Problem statement :: For the word "populations", search the records and show each line in which it occurs.
Supplied data: Begin
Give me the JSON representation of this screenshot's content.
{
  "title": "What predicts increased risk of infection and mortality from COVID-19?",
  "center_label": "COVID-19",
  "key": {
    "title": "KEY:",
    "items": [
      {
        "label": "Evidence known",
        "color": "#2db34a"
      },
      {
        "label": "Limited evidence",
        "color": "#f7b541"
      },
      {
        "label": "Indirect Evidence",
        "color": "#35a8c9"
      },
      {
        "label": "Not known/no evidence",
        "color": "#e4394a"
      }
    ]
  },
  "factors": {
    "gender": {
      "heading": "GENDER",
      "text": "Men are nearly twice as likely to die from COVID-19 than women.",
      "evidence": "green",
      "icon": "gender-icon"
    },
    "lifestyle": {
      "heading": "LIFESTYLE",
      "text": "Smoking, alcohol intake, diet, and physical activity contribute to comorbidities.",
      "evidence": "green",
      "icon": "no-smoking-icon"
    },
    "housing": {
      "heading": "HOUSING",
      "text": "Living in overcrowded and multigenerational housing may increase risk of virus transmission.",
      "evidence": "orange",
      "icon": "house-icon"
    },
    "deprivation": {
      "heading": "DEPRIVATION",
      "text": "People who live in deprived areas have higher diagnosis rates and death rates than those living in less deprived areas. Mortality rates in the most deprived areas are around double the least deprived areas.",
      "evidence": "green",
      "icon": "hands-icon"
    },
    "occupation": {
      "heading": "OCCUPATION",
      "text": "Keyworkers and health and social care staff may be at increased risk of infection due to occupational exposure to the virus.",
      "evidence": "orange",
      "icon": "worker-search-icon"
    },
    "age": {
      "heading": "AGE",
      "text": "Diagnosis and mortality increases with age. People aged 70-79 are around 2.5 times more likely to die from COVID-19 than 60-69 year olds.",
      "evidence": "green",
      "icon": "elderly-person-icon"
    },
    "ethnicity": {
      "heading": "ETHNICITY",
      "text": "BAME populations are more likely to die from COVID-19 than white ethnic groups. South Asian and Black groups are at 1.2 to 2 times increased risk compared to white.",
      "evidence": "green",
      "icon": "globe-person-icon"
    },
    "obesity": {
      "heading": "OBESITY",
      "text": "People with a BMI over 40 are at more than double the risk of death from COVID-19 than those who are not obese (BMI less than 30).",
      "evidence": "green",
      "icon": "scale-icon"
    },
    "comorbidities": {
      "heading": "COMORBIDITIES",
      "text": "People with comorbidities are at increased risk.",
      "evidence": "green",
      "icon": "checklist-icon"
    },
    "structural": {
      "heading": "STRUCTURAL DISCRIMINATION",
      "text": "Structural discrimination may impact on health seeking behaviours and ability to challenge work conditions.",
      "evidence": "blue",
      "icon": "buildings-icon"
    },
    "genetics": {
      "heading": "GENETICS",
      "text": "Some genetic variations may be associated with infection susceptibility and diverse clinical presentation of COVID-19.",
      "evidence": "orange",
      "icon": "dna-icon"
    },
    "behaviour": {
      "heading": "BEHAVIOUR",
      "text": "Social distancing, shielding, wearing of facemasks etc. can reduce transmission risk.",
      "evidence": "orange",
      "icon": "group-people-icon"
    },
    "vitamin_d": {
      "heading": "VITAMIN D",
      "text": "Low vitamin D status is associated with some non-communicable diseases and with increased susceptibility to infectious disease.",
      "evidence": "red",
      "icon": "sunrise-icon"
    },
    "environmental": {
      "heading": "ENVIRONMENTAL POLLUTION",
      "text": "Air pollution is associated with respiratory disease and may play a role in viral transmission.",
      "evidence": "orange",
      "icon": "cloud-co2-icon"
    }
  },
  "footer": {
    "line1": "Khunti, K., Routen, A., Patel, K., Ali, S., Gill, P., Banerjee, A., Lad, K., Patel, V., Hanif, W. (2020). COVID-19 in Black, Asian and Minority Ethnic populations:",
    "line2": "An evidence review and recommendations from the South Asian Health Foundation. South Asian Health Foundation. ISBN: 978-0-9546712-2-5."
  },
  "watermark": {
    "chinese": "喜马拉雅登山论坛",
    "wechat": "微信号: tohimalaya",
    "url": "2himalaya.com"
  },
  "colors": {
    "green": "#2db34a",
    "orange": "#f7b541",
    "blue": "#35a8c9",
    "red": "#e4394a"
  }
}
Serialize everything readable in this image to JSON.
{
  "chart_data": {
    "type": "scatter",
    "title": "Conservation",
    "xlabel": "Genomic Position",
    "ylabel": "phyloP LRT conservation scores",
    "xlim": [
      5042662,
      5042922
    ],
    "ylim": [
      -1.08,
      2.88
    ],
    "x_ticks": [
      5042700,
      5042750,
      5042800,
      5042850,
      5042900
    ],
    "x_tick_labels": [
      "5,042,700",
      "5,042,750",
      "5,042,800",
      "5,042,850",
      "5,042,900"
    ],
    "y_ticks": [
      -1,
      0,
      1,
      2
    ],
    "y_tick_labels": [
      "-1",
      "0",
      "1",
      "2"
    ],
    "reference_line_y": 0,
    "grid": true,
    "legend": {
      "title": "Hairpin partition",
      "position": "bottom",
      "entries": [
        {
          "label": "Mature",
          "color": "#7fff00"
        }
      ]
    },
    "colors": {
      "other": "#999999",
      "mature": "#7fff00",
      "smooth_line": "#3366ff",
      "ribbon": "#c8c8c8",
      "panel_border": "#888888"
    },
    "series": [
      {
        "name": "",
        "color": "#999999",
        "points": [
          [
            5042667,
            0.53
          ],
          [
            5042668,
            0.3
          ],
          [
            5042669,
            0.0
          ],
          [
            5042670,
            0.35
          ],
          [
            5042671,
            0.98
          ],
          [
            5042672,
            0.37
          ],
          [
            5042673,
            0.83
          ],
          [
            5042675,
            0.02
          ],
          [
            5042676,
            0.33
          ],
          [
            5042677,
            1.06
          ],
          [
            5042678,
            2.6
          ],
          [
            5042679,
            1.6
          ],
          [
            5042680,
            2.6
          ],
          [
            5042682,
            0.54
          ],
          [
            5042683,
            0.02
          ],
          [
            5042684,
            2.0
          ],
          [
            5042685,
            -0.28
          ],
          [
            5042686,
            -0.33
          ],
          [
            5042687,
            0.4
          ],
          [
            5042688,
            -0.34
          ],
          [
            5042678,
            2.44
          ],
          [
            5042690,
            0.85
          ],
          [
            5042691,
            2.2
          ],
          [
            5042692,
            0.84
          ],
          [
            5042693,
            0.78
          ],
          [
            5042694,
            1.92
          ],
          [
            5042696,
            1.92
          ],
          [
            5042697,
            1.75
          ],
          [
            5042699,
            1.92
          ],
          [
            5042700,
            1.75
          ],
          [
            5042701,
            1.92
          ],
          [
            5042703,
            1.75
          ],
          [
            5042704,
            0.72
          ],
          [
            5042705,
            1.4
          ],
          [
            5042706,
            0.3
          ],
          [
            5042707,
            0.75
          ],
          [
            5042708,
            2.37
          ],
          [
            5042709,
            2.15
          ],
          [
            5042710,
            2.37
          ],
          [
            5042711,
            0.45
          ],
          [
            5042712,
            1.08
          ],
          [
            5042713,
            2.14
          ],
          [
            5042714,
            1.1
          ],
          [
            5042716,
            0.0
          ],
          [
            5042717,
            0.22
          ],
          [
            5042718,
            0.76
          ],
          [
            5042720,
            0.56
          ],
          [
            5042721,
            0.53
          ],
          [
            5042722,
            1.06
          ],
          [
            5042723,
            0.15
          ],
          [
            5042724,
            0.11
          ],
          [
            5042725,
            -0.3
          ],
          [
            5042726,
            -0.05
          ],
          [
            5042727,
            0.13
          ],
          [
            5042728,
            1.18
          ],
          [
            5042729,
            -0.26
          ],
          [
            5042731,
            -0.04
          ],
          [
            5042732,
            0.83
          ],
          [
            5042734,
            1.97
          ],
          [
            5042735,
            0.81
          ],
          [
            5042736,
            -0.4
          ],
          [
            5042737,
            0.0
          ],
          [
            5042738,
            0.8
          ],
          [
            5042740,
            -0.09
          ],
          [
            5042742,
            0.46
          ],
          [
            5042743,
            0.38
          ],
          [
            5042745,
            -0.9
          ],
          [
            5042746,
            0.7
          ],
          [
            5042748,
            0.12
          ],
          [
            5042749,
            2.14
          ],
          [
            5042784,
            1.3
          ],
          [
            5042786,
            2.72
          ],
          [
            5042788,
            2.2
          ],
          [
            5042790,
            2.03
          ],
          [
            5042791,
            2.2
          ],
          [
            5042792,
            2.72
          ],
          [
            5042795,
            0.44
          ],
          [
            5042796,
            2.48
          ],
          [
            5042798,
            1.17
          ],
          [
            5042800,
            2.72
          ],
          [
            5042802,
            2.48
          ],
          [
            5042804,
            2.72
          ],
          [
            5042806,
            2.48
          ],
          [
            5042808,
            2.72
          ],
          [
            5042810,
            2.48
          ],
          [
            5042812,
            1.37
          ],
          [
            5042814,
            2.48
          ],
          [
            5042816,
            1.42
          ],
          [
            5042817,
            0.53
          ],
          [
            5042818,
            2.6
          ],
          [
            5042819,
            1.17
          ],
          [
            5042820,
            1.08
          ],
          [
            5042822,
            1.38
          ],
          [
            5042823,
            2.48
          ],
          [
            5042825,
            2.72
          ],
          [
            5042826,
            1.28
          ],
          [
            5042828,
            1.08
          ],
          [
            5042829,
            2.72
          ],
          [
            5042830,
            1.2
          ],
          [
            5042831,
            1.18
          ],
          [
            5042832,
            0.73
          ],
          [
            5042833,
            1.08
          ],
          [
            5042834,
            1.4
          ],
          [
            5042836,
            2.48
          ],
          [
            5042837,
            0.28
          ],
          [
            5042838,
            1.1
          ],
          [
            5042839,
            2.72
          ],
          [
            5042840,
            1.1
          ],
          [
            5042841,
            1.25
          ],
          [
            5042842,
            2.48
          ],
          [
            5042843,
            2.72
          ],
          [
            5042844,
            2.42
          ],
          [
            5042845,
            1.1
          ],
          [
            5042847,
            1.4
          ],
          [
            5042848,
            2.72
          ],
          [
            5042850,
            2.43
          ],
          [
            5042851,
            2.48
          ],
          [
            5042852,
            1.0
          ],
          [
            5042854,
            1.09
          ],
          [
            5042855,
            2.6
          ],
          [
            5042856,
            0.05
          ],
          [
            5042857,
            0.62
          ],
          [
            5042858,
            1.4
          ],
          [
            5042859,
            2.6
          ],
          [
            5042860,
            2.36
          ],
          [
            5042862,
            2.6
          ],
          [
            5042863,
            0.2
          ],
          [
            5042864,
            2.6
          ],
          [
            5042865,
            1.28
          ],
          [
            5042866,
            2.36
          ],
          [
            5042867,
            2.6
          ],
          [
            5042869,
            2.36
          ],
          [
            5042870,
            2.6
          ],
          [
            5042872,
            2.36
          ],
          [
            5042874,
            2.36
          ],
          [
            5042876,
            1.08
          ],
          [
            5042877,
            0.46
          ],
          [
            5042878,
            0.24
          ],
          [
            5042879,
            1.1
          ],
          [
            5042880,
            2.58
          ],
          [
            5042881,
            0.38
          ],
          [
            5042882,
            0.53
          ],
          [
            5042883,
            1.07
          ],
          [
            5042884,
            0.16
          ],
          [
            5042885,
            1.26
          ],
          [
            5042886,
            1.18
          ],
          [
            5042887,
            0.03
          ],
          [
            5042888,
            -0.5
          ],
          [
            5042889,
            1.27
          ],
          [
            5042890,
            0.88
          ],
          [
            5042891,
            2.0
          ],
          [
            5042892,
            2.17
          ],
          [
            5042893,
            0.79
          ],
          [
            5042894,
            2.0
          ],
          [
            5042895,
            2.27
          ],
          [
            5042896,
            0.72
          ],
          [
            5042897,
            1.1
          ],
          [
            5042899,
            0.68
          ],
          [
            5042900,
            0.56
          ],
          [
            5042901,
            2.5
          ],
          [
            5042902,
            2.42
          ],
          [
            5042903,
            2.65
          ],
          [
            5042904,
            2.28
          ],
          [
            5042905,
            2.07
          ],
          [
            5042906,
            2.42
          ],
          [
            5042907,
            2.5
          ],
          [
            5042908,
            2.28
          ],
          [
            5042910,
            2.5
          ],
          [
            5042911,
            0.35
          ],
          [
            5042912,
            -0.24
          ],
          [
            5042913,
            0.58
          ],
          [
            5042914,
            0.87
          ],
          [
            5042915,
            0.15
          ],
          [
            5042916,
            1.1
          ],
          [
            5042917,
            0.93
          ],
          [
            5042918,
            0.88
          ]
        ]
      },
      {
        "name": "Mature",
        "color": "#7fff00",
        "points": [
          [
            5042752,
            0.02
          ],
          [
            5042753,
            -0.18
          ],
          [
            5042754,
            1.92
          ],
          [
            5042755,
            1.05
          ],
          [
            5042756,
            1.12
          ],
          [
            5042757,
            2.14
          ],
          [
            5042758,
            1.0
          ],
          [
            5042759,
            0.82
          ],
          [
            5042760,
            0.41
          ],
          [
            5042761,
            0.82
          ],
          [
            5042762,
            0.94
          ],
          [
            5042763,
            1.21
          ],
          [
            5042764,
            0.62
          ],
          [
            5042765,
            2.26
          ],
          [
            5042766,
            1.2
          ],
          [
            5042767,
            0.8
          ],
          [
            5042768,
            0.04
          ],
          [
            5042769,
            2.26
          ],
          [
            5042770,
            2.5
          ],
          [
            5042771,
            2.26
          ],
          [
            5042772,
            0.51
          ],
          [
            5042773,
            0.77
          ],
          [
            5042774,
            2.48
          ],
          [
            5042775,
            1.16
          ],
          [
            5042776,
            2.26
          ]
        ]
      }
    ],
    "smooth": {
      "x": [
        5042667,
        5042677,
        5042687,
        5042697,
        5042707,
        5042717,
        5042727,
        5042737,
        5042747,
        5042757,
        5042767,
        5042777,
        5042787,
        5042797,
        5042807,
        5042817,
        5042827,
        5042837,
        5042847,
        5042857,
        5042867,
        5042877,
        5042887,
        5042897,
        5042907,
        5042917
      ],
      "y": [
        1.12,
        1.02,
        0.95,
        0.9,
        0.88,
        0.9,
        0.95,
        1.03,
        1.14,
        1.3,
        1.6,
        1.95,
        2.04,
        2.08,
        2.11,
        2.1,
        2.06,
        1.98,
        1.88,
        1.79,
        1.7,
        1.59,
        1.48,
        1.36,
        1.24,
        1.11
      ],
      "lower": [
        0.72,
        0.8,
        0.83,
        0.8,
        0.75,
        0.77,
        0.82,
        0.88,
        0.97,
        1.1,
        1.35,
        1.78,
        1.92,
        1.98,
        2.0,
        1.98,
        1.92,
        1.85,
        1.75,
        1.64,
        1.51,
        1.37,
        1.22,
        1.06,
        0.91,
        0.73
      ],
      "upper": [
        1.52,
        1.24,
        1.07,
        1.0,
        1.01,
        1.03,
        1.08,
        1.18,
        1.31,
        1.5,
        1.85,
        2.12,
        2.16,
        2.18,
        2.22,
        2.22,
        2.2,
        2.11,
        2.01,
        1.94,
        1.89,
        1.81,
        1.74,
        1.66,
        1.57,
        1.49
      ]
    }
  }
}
Supplied data: End
Exercise answer ::
      "text": "BAME populations are more likely to die from COVID-19 than white ethnic groups. South Asian and Black groups are at 1.2 to 2 times increased risk compared to white.",
    "line1": "Khunti, K., Routen, A., Patel, K., Ali, S., Gill, P., Banerjee, A., Lad, K., Patel, V., Hanif, W. (2020). COVID-19 in Black, Asian and Minority Ethnic populations:",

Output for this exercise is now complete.